-------- MATERIAL SHOWN

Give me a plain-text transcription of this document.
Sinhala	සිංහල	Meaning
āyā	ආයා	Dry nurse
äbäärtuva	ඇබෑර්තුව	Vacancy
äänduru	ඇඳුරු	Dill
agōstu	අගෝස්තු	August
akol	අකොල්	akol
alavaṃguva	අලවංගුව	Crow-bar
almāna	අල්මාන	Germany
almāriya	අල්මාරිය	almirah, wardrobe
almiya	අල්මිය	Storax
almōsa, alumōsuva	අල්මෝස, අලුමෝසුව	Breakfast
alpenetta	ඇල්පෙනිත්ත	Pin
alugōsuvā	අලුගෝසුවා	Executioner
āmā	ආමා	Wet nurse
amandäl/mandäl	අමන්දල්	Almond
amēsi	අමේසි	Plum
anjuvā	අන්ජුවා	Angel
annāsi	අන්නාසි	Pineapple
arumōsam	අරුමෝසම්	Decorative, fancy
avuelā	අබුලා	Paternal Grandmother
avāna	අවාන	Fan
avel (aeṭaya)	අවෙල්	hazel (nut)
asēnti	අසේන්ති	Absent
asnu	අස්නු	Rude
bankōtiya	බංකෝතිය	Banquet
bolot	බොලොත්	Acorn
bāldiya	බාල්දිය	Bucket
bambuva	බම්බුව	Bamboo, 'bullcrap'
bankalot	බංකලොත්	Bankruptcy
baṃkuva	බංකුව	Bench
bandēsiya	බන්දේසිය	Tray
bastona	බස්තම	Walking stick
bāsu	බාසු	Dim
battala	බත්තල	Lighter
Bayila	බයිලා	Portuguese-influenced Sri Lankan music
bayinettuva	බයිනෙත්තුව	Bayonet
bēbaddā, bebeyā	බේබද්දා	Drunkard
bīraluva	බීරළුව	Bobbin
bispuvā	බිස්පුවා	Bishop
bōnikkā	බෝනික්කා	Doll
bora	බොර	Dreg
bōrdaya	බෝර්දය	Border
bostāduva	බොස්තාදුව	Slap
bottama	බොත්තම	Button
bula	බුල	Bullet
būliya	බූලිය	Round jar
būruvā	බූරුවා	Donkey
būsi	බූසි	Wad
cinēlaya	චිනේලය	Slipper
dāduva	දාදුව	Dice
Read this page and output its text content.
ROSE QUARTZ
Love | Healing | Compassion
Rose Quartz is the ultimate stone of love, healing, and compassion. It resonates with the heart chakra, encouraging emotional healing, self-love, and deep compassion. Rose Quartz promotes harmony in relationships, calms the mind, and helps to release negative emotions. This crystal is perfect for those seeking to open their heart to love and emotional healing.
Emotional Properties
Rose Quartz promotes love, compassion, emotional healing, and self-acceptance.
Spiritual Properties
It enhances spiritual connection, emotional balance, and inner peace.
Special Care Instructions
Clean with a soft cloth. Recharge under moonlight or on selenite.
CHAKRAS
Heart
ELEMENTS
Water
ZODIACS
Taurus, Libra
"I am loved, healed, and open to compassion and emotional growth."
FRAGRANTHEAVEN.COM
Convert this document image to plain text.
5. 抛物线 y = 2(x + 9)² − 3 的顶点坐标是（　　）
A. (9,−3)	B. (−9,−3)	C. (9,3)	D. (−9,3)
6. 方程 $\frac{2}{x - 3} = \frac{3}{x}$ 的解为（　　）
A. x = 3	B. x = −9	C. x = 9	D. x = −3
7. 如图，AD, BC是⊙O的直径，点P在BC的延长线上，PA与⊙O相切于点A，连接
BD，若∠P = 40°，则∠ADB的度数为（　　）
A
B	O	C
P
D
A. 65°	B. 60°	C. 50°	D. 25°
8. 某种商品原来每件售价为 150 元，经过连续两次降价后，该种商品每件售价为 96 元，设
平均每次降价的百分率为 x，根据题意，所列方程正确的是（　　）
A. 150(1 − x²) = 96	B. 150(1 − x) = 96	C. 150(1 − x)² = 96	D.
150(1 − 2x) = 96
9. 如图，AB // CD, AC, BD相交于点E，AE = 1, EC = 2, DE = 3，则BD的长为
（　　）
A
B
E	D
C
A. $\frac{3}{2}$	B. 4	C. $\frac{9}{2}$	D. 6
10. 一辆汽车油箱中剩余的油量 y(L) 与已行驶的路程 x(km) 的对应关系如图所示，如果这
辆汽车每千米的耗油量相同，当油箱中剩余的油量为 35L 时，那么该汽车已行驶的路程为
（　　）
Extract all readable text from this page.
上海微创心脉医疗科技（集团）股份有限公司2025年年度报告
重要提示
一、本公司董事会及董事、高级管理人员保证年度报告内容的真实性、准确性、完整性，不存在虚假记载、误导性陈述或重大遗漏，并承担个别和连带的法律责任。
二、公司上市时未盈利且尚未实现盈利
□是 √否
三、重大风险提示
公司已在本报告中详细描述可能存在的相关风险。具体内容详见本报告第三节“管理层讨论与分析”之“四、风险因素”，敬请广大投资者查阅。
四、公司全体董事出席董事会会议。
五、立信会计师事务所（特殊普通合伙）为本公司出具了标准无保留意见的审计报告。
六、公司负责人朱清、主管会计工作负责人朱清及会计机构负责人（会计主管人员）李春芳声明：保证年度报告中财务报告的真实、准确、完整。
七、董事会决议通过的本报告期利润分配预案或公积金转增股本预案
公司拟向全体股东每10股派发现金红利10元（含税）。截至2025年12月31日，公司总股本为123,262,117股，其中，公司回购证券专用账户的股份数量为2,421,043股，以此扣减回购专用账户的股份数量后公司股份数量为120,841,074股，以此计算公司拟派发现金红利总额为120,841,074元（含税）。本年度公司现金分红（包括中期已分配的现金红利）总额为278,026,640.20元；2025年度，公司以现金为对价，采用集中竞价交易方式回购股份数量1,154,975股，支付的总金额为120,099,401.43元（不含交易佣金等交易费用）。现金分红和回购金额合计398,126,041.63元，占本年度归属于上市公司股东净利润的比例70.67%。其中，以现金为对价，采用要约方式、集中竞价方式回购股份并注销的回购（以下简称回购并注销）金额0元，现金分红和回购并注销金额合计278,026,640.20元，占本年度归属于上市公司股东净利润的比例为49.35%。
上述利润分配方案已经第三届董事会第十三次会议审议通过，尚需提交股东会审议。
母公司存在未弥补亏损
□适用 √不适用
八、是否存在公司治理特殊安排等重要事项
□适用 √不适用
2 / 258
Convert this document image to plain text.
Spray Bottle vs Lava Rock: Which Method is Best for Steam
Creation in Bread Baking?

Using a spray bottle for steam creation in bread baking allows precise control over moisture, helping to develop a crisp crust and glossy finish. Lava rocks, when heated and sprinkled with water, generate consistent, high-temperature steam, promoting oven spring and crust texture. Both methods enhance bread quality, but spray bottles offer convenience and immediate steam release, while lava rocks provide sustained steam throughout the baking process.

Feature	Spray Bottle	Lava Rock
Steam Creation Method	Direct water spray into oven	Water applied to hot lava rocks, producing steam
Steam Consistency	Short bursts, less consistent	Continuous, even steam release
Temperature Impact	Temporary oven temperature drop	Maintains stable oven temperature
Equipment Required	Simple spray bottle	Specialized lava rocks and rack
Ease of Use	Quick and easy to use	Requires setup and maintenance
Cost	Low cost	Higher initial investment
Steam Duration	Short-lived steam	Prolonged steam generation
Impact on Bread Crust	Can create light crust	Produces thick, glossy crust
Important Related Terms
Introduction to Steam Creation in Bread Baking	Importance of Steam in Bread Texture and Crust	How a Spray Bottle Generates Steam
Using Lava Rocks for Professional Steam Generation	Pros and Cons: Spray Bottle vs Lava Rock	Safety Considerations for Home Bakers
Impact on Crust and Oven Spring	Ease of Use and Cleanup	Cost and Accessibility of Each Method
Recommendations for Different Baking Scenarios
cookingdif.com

----------------

Repeat every line of the data, exactly and in full.

Give me a plain-text transcription of this document.
Sinhala	සිංහල	Meaning
āyā	ආයා	Dry nurse
äbäärtuva	ඇබෑර්තුව	Vacancy
äänduru	ඇඳුරු	Dill
agōstu	අගෝස්තු	August
akol	අකොල්	akol
alavaṃguva	අලවංගුව	Crow-bar
almāna	අල්මාන	Germany
almāriya	අල්මාරිය	almirah, wardrobe
almiya	අල්මිය	Storax
almōsa, alumōsuva	අල්මෝස, අලුමෝසුව	Breakfast
alpenetta	ඇල්පෙනිත්ත	Pin
alugōsuvā	අලුගෝසුවා	Executioner
āmā	ආමා	Wet nurse
amandäl/mandäl	අමන්දල්	Almond
amēsi	අමේසි	Plum
anjuvā	අන්ජුවා	Angel
annāsi	අන්නාසි	Pineapple
arumōsam	අරුමෝසම්	Decorative, fancy
avuelā	අබුලා	Paternal Grandmother
avāna	අවාන	Fan
avel (aeṭaya)	අවෙල්	hazel (nut)
asēnti	අසේන්ති	Absent
asnu	අස්නු	Rude
bankōtiya	බංකෝතිය	Banquet
bolot	බොලොත්	Acorn
bāldiya	බාල්දිය	Bucket
bambuva	බම්බුව	Bamboo, 'bullcrap'
bankalot	බංකලොත්	Bankruptcy
baṃkuva	බංකුව	Bench
bandēsiya	බන්දේසිය	Tray
bastona	බස්තම	Walking stick
bāsu	බාසු	Dim
battala	බත්තල	Lighter
Bayila	බයිලා	Portuguese-influenced Sri Lankan music
bayinettuva	බයිනෙත්තුව	Bayonet
bēbaddā, bebeyā	බේබද්දා	Drunkard
bīraluva	බීරළුව	Bobbin
bispuvā	බිස්පුවා	Bishop
bōnikkā	බෝනික්කා	Doll
bora	බොර	Dreg
bōrdaya	බෝර්දය	Border
bostāduva	බොස්තාදුව	Slap
bottama	බොත්තම	Button
bula	බුල	Bullet
būliya	බූලිය	Round jar
būruvā	බූරුවා	Donkey
būsi	බූසි	Wad
cinēlaya	චිනේලය	Slipper
dāduva	දාදුව	Dice
Read this page and output its text content.
ROSE QUARTZ
Love | Healing | Compassion
Rose Quartz is the ultimate stone of love, healing, and compassion. It resonates with the heart chakra, encouraging emotional healing, self-love, and deep compassion. Rose Quartz promotes harmony in relationships, calms the mind, and helps to release negative emotions. This crystal is perfect for those seeking to open their heart to love and emotional healing.
Emotional Properties
Rose Quartz promotes love, compassion, emotional healing, and self-acceptance.
Spiritual Properties
It enhances spiritual connection, emotional balance, and inner peace.
Special Care Instructions
Clean with a soft cloth. Recharge under moonlight or on selenite.
CHAKRAS
Heart
ELEMENTS
Water
ZODIACS
Taurus, Libra
"I am loved, healed, and open to compassion and emotional growth."
FRAGRANTHEAVEN.COM
Convert this document image to plain text.
5. 抛物线 y = 2(x + 9)² − 3 的顶点坐标是（　　）
A. (9,−3)	B. (−9,−3)	C. (9,3)	D. (−9,3)
6. 方程 $\frac{2}{x - 3} = \frac{3}{x}$ 的解为（　　）
A. x = 3	B. x = −9	C. x = 9	D. x = −3
7. 如图，AD, BC是⊙O的直径，点P在BC的延长线上，PA与⊙O相切于点A，连接
BD，若∠P = 40°，则∠ADB的度数为（　　）
A
B	O	C
P
D
A. 65°	B. 60°	C. 50°	D. 25°
8. 某种商品原来每件售价为 150 元，经过连续两次降价后，该种商品每件售价为 96 元，设
平均每次降价的百分率为 x，根据题意，所列方程正确的是（　　）
A. 150(1 − x²) = 96	B. 150(1 − x) = 96	C. 150(1 − x)² = 96	D.
150(1 − 2x) = 96
9. 如图，AB // CD, AC, BD相交于点E，AE = 1, EC = 2, DE = 3，则BD的长为
（　　）
A
B
E	D
C
A. $\frac{3}{2}$	B. 4	C. $\frac{9}{2}$	D. 6
10. 一辆汽车油箱中剩余的油量 y(L) 与已行驶的路程 x(km) 的对应关系如图所示，如果这
辆汽车每千米的耗油量相同，当油箱中剩余的油量为 35L 时，那么该汽车已行驶的路程为
（　　）
Extract all readable text from this page.
上海微创心脉医疗科技（集团）股份有限公司2025年年度报告
重要提示
一、本公司董事会及董事、高级管理人员保证年度报告内容的真实性、准确性、完整性，不存在虚假记载、误导性陈述或重大遗漏，并承担个别和连带的法律责任。
二、公司上市时未盈利且尚未实现盈利
□是 √否
三、重大风险提示
公司已在本报告中详细描述可能存在的相关风险。具体内容详见本报告第三节“管理层讨论与分析”之“四、风险因素”，敬请广大投资者查阅。
四、公司全体董事出席董事会会议。
五、立信会计师事务所（特殊普通合伙）为本公司出具了标准无保留意见的审计报告。
六、公司负责人朱清、主管会计工作负责人朱清及会计机构负责人（会计主管人员）李春芳声明：保证年度报告中财务报告的真实、准确、完整。
七、董事会决议通过的本报告期利润分配预案或公积金转增股本预案
公司拟向全体股东每10股派发现金红利10元（含税）。截至2025年12月31日，公司总股本为123,262,117股，其中，公司回购证券专用账户的股份数量为2,421,043股，以此扣减回购专用账户的股份数量后公司股份数量为120,841,074股，以此计算公司拟派发现金红利总额为120,841,074元（含税）。本年度公司现金分红（包括中期已分配的现金红利）总额为278,026,640.20元；2025年度，公司以现金为对价，采用集中竞价交易方式回购股份数量1,154,975股，支付的总金额为120,099,401.43元（不含交易佣金等交易费用）。现金分红和回购金额合计398,126,041.63元，占本年度归属于上市公司股东净利润的比例70.67%。其中，以现金为对价，采用要约方式、集中竞价方式回购股份并注销的回购（以下简称回购并注销）金额0元，现金分红和回购并注销金额合计278,026,640.20元，占本年度归属于上市公司股东净利润的比例为49.35%。
上述利润分配方案已经第三届董事会第十三次会议审议通过，尚需提交股东会审议。
母公司存在未弥补亏损
□适用 √不适用
八、是否存在公司治理特殊安排等重要事项
□适用 √不适用
2 / 258
Convert this document image to plain text.
Spray Bottle vs Lava Rock: Which Method is Best for Steam
Creation in Bread Baking?

Using a spray bottle for steam creation in bread baking allows precise control over moisture, helping to develop a crisp crust and glossy finish. Lava rocks, when heated and sprinkled with water, generate consistent, high-temperature steam, promoting oven spring and crust texture. Both methods enhance bread quality, but spray bottles offer convenience and immediate steam release, while lava rocks provide sustained steam throughout the baking process.

Feature	Spray Bottle	Lava Rock
Steam Creation Method	Direct water spray into oven	Water applied to hot lava rocks, producing steam
Steam Consistency	Short bursts, less consistent	Continuous, even steam release
Temperature Impact	Temporary oven temperature drop	Maintains stable oven temperature
Equipment Required	Simple spray bottle	Specialized lava rocks and rack
Ease of Use	Quick and easy to use	Requires setup and maintenance
Cost	Low cost	Higher initial investment
Steam Duration	Short-lived steam	Prolonged steam generation
Impact on Bread Crust	Can create light crust	Produces thick, glossy crust
Important Related Terms
Introduction to Steam Creation in Bread Baking	Importance of Steam in Bread Texture and Crust	How a Spray Bottle Generates Steam
Using Lava Rocks for Professional Steam Generation	Pros and Cons: Spray Bottle vs Lava Rock	Safety Considerations for Home Bakers
Impact on Crust and Oven Spring	Ease of Use and Cleanup	Cost and Accessibility of Each Method
Recommendations for Different Baking Scenarios
cookingdif.com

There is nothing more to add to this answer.